Stored records
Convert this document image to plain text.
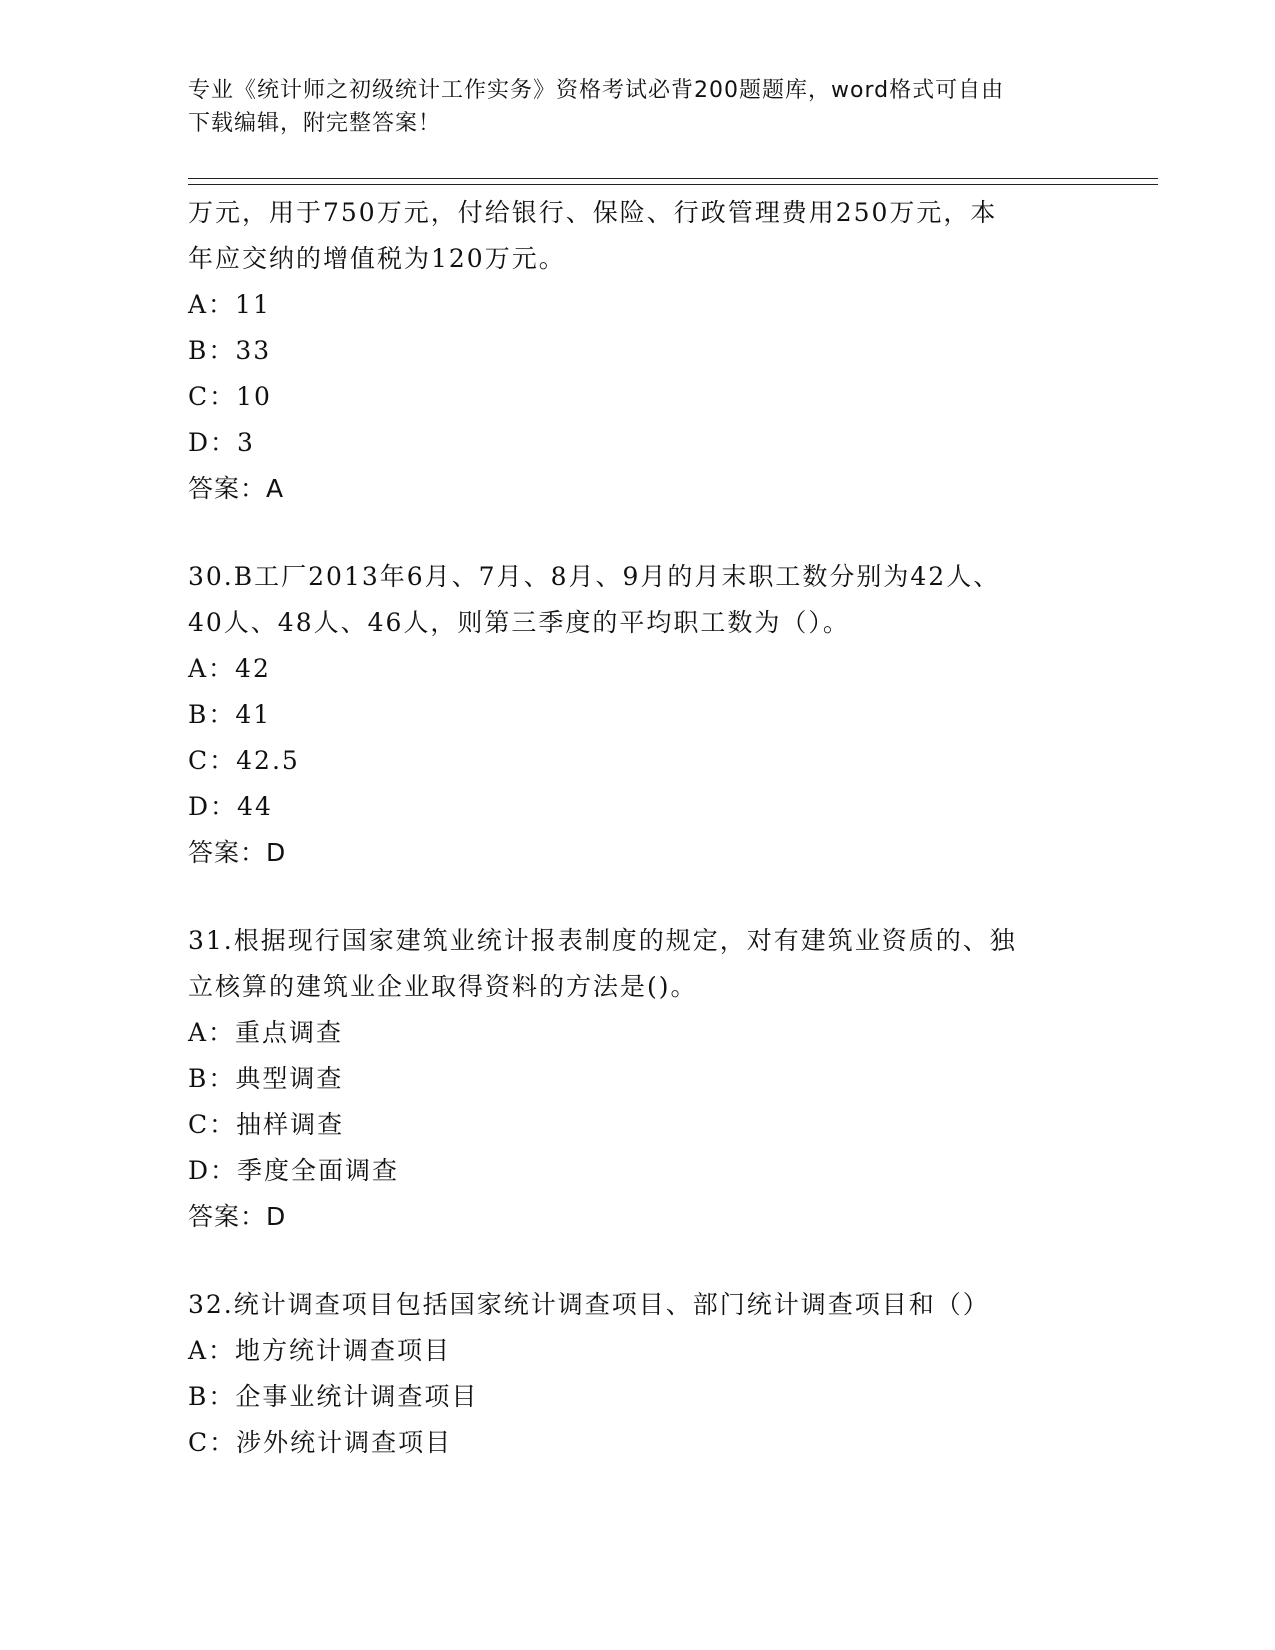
专业《统计师之初级统计工作实务》资格考试必背200题题库，word格式可自由
下载编辑，附完整答案！
万元，用于750万元，付给银行、保险、行政管理费用250万元，本
年应交纳的增值税为120万元。
A：11
B：33
C：10
D：3
答案：A
30.B工厂2013年6月、7月、8月、9月的月末职工数分别为42人、
40人、48人、46人，则第三季度的平均职工数为（）。
A：42
B：41
C：42.5
D：44
答案：D
31.根据现行国家建筑业统计报表制度的规定，对有建筑业资质的、独
立核算的建筑业企业取得资料的方法是()。
A：重点调查
B：典型调查
C：抽样调查
D：季度全面调查
答案：D
32.统计调查项目包括国家统计调查项目、部门统计调查项目和（）
A：地方统计调查项目
B：企事业统计调查项目
C：涉外统计调查项目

__WRITTEN REQUEST__
Make an exact copy of the data above, pictures excluded.

__FINISHED EXERCISE__
Convert this document image to plain text.
专业《统计师之初级统计工作实务》资格考试必背200题题库，word格式可自由
下载编辑，附完整答案！
万元，用于750万元，付给银行、保险、行政管理费用250万元，本
年应交纳的增值税为120万元。
A：11
B：33
C：10
D：3
答案：A
30.B工厂2013年6月、7月、8月、9月的月末职工数分别为42人、
40人、48人、46人，则第三季度的平均职工数为（）。
A：42
B：41
C：42.5
D：44
答案：D
31.根据现行国家建筑业统计报表制度的规定，对有建筑业资质的、独
立核算的建筑业企业取得资料的方法是()。
A：重点调查
B：典型调查
C：抽样调查
D：季度全面调查
答案：D
32.统计调查项目包括国家统计调查项目、部门统计调查项目和（）
A：地方统计调查项目
B：企事业统计调查项目
C：涉外统计调查项目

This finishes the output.